Figure record listings:
>>>

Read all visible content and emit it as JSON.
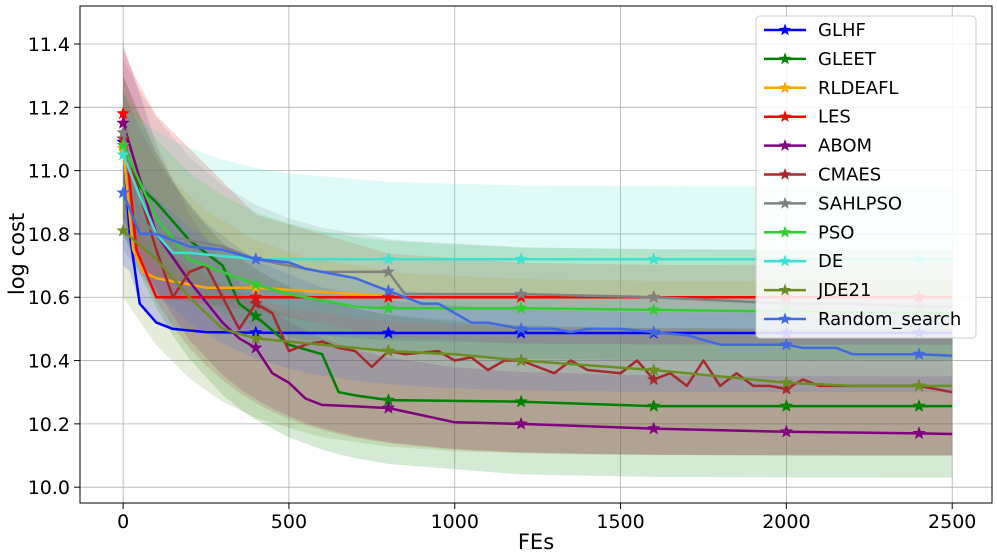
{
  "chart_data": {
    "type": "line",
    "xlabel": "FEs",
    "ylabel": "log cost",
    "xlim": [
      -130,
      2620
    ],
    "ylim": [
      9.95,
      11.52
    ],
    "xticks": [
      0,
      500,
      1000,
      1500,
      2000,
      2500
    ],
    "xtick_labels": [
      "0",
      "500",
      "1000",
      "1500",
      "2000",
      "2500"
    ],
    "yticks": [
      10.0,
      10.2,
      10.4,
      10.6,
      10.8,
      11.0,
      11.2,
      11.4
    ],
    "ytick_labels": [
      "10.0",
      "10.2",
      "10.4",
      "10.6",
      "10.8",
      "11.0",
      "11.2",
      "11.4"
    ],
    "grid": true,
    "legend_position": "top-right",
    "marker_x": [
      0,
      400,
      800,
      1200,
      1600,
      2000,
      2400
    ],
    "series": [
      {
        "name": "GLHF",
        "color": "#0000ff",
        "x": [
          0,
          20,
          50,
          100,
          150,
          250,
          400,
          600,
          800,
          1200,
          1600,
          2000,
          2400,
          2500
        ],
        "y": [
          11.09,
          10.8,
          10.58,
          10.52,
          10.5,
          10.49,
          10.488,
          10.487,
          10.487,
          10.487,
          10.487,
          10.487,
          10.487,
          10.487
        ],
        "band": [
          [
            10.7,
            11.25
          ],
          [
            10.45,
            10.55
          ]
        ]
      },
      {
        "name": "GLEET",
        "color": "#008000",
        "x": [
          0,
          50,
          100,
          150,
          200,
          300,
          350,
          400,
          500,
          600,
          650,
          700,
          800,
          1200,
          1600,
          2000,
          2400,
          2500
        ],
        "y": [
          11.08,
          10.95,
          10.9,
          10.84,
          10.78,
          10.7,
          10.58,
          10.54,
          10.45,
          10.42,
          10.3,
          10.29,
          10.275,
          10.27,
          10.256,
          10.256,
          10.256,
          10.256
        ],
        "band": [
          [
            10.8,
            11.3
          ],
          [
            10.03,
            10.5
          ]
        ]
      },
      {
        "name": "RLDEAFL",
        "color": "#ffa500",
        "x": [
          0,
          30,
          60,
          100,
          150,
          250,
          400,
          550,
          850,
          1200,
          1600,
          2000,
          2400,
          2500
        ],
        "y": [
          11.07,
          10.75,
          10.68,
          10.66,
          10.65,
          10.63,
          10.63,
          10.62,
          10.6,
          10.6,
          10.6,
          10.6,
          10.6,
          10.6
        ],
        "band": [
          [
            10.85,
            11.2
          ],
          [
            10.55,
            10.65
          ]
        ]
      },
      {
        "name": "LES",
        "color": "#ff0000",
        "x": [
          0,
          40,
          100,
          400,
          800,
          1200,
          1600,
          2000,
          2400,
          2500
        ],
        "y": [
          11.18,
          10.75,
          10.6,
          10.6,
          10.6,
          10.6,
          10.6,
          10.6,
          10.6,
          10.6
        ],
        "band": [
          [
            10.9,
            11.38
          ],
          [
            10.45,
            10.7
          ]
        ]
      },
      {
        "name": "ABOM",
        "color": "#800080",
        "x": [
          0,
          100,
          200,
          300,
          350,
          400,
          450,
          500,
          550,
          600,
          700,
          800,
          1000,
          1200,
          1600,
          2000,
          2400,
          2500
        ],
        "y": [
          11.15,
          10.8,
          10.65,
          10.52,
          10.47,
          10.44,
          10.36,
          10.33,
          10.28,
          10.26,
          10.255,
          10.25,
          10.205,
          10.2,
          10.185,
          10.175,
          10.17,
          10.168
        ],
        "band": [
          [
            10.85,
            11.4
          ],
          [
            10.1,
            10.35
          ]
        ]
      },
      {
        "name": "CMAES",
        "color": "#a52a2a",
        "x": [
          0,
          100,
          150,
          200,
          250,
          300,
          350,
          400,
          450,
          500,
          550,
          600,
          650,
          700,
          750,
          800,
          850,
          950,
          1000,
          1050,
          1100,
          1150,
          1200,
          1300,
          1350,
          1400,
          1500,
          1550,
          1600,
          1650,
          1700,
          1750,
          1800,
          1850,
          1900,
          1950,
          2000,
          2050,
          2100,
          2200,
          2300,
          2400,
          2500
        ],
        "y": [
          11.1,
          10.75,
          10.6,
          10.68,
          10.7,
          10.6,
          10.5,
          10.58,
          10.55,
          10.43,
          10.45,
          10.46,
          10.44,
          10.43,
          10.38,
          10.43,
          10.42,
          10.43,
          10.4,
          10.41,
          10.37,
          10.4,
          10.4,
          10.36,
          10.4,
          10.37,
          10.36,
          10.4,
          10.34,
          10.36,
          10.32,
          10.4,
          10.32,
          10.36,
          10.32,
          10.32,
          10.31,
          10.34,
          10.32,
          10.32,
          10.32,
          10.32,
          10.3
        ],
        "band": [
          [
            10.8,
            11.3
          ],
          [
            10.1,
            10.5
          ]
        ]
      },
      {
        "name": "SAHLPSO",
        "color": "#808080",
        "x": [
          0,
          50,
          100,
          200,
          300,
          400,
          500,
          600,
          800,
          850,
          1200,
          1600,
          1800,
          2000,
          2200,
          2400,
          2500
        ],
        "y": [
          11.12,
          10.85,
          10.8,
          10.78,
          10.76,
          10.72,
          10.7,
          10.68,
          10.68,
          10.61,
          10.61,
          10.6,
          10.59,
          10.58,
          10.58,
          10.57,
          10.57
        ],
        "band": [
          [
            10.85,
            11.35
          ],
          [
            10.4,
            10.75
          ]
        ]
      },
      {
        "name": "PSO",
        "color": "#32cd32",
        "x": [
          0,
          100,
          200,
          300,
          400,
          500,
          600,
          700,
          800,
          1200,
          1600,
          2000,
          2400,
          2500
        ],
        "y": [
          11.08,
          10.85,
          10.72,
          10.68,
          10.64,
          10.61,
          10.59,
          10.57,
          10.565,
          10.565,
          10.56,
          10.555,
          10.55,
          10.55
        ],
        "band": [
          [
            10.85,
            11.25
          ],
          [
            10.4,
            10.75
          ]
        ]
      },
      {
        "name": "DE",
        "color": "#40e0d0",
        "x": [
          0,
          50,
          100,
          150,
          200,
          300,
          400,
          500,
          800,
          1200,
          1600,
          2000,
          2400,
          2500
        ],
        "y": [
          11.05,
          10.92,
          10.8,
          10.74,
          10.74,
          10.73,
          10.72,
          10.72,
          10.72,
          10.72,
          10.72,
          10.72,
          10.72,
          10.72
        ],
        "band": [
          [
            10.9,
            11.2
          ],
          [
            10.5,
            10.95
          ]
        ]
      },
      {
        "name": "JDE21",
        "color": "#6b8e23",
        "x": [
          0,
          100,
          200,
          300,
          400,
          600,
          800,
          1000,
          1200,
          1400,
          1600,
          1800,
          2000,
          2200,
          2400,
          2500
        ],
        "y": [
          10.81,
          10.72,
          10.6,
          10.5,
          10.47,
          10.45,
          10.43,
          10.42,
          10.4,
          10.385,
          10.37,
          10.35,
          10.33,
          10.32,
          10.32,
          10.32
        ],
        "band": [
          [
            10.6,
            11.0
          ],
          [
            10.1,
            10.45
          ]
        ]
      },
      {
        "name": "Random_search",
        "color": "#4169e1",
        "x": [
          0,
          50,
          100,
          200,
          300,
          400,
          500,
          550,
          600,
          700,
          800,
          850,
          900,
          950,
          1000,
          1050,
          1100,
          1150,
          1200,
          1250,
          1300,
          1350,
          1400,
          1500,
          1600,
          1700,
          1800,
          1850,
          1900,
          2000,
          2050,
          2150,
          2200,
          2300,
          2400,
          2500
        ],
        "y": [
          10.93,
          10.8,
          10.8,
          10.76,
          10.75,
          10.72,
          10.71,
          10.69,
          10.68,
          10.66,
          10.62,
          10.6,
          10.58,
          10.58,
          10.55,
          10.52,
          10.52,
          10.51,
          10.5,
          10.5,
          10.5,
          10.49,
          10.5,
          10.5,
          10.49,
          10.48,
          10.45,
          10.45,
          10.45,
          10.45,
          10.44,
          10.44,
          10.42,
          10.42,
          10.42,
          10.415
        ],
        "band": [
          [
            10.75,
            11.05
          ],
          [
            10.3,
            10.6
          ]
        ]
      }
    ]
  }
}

<<<

Stated problem: Extract each line holding the word "color" from the records.

Answer to this exercise:
        "color": "#0000ff",
        "color": "#008000",
        "color": "#ffa500",
        "color": "#ff0000",
        "color": "#800080",
        "color": "#a52a2a",
        "color": "#808080",
        "color": "#32cd32",
        "color": "#40e0d0",
        "color": "#6b8e23",
        "color": "#4169e1",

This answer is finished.